**WRITTEN REQUEST:**
Check each line below for the word "true", and copy those that have it.

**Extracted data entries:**
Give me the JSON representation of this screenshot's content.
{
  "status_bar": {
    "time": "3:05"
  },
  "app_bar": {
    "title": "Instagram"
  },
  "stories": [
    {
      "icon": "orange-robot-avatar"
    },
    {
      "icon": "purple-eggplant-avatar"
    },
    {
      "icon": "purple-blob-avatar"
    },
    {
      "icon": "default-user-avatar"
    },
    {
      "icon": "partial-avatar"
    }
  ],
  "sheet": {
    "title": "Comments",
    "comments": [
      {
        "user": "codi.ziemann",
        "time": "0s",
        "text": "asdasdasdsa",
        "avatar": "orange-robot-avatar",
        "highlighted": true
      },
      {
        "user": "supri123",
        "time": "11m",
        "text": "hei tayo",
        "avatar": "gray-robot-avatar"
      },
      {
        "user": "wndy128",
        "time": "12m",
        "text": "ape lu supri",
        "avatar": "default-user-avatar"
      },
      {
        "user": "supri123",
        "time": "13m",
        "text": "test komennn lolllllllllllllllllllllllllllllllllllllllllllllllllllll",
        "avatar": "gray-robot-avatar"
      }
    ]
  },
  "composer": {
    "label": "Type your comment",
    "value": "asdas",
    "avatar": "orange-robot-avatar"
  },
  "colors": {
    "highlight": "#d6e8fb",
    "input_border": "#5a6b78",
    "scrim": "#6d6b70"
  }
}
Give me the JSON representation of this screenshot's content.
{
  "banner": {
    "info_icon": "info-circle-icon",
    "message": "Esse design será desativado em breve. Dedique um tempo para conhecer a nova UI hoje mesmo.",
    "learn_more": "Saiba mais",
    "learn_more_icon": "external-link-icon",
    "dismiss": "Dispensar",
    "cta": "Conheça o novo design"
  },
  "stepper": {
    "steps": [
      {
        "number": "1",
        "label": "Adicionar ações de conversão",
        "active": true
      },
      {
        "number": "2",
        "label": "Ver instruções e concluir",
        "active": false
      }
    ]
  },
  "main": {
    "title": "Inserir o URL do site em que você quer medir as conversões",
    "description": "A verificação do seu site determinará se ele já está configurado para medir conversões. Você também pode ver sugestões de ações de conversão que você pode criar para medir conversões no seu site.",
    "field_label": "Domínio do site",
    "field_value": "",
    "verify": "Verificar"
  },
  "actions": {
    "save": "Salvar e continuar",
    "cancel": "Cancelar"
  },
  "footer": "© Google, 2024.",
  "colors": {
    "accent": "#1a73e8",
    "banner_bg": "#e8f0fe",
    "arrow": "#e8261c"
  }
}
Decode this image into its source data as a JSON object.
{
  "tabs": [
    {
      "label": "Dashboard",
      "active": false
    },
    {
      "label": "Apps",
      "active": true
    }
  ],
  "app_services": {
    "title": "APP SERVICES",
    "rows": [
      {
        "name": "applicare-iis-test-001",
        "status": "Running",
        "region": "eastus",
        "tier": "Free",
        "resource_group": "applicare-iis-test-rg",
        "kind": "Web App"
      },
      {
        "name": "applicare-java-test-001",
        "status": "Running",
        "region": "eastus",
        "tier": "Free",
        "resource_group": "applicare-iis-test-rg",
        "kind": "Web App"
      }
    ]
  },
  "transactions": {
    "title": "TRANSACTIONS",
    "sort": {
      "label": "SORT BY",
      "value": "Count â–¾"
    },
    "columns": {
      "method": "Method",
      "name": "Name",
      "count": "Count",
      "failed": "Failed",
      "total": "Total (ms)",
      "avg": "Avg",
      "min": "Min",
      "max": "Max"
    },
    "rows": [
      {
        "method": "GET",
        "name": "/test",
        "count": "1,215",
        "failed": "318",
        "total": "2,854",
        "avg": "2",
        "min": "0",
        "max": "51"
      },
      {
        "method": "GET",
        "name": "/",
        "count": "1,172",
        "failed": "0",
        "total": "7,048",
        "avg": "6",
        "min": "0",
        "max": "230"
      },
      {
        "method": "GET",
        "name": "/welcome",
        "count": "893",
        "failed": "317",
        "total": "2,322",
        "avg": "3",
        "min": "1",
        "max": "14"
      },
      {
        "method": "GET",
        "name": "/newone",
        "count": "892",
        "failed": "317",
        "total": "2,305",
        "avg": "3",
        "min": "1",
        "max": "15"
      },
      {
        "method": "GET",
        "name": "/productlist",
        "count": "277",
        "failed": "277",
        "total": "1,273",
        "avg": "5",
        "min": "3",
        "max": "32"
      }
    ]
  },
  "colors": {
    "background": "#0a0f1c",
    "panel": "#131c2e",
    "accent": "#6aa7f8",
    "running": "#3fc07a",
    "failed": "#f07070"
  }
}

**RESPONSE TO THE EXERCISE:**
        "highlighted": true
        "active": true
      "active": true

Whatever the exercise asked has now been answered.